= DATA SHOWN =
-=-=-
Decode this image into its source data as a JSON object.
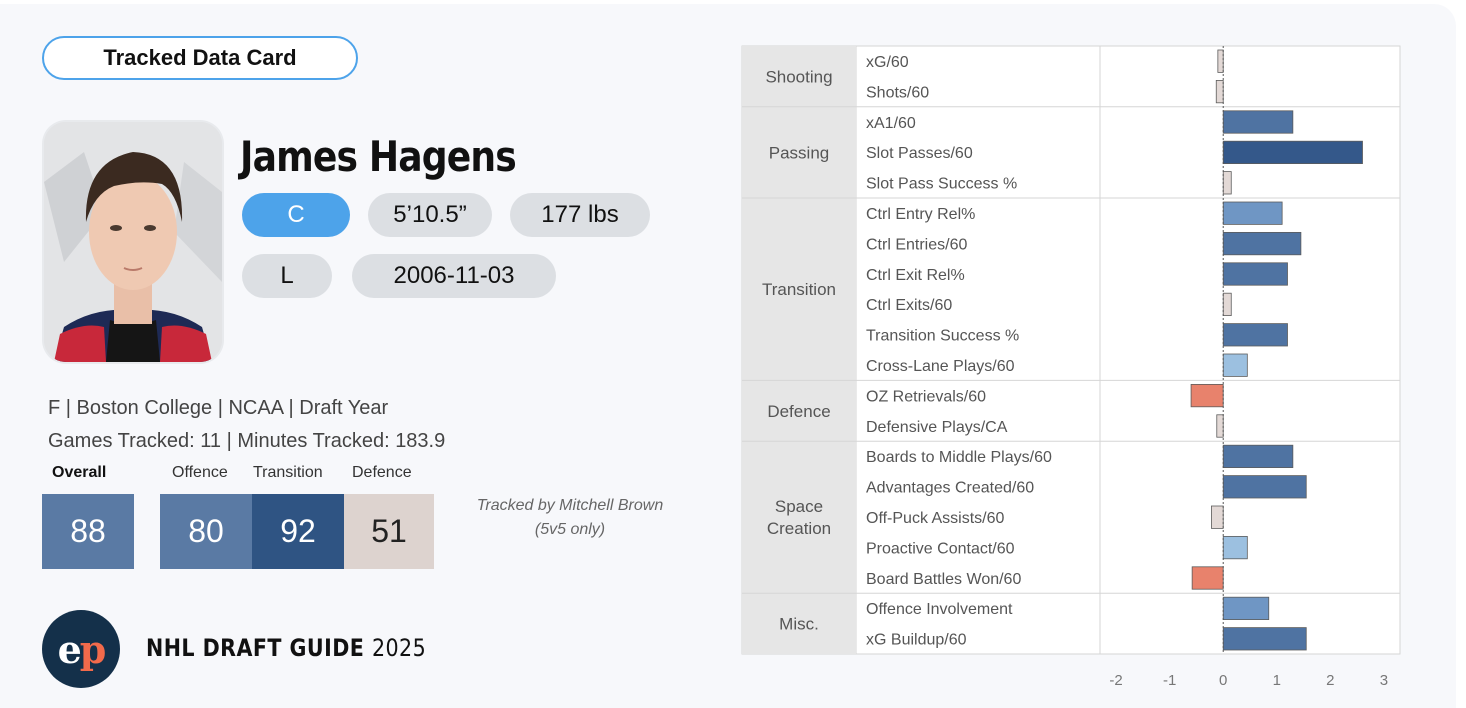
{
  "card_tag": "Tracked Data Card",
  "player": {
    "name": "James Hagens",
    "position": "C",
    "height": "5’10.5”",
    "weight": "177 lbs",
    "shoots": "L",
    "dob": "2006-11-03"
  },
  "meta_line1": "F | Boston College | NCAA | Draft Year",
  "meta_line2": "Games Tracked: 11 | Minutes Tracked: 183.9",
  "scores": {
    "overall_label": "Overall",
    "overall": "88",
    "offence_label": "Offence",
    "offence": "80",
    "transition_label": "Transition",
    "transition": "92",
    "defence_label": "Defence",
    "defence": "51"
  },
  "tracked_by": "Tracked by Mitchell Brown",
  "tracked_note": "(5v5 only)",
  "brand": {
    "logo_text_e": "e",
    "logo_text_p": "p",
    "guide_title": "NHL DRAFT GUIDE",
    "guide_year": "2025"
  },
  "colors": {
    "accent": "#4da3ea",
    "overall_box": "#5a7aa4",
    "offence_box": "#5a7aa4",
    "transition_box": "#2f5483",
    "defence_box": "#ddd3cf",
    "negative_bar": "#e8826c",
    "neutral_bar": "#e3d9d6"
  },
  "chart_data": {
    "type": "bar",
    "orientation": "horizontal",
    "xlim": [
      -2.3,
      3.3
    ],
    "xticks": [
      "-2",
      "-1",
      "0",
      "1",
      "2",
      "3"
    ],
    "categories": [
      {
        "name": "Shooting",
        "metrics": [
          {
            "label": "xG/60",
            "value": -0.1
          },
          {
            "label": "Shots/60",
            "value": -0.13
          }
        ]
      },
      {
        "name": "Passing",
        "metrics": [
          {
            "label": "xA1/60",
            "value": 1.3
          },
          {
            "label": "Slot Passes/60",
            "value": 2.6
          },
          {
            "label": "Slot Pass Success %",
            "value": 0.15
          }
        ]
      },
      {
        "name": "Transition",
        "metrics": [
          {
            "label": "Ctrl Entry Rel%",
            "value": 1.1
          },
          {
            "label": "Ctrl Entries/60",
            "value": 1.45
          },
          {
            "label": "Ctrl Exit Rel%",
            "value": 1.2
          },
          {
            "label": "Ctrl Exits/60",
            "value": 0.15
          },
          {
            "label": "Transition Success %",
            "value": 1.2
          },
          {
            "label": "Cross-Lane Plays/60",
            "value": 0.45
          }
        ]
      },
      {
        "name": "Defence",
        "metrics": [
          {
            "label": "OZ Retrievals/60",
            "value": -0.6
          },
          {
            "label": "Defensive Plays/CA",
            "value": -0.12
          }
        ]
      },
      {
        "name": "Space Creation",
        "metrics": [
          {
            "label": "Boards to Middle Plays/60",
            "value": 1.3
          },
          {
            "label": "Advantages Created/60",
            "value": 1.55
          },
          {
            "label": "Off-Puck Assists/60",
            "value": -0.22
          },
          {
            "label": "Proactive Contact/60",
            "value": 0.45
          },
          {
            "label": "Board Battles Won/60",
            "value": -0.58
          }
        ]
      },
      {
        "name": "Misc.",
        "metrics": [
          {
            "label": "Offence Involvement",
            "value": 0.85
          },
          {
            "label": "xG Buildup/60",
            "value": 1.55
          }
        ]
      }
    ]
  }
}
-=-=-
= GOAL =
Can you restate all the records above word for word while dropping the pictures?

= WRITTEN SOLUTION =
Decode this image into its source data as a JSON object.
{
  "card_tag": "Tracked Data Card",
  "player": {
    "name": "James Hagens",
    "position": "C",
    "height": "5’10.5”",
    "weight": "177 lbs",
    "shoots": "L",
    "dob": "2006-11-03"
  },
  "meta_line1": "F | Boston College | NCAA | Draft Year",
  "meta_line2": "Games Tracked: 11 | Minutes Tracked: 183.9",
  "scores": {
    "overall_label": "Overall",
    "overall": "88",
    "offence_label": "Offence",
    "offence": "80",
    "transition_label": "Transition",
    "transition": "92",
    "defence_label": "Defence",
    "defence": "51"
  },
  "tracked_by": "Tracked by Mitchell Brown",
  "tracked_note": "(5v5 only)",
  "brand": {
    "logo_text_e": "e",
    "logo_text_p": "p",
    "guide_title": "NHL DRAFT GUIDE",
    "guide_year": "2025"
  },
  "colors": {
    "accent": "#4da3ea",
    "overall_box": "#5a7aa4",
    "offence_box": "#5a7aa4",
    "transition_box": "#2f5483",
    "defence_box": "#ddd3cf",
    "negative_bar": "#e8826c",
    "neutral_bar": "#e3d9d6"
  },
  "chart_data": {
    "type": "bar",
    "orientation": "horizontal",
    "xlim": [
      -2.3,
      3.3
    ],
    "xticks": [
      "-2",
      "-1",
      "0",
      "1",
      "2",
      "3"
    ],
    "categories": [
      {
        "name": "Shooting",
        "metrics": [
          {
            "label": "xG/60",
            "value": -0.1
          },
          {
            "label": "Shots/60",
            "value": -0.13
          }
        ]
      },
      {
        "name": "Passing",
        "metrics": [
          {
            "label": "xA1/60",
            "value": 1.3
          },
          {
            "label": "Slot Passes/60",
            "value": 2.6
          },
          {
            "label": "Slot Pass Success %",
            "value": 0.15
          }
        ]
      },
      {
        "name": "Transition",
        "metrics": [
          {
            "label": "Ctrl Entry Rel%",
            "value": 1.1
          },
          {
            "label": "Ctrl Entries/60",
            "value": 1.45
          },
          {
            "label": "Ctrl Exit Rel%",
            "value": 1.2
          },
          {
            "label": "Ctrl Exits/60",
            "value": 0.15
          },
          {
            "label": "Transition Success %",
            "value": 1.2
          },
          {
            "label": "Cross-Lane Plays/60",
            "value": 0.45
          }
        ]
      },
      {
        "name": "Defence",
        "metrics": [
          {
            "label": "OZ Retrievals/60",
            "value": -0.6
          },
          {
            "label": "Defensive Plays/CA",
            "value": -0.12
          }
        ]
      },
      {
        "name": "Space Creation",
        "metrics": [
          {
            "label": "Boards to Middle Plays/60",
            "value": 1.3
          },
          {
            "label": "Advantages Created/60",
            "value": 1.55
          },
          {
            "label": "Off-Puck Assists/60",
            "value": -0.22
          },
          {
            "label": "Proactive Contact/60",
            "value": 0.45
          },
          {
            "label": "Board Battles Won/60",
            "value": -0.58
          }
        ]
      },
      {
        "name": "Misc.",
        "metrics": [
          {
            "label": "Offence Involvement",
            "value": 0.85
          },
          {
            "label": "xG Buildup/60",
            "value": 1.55
          }
        ]
      }
    ]
  }
}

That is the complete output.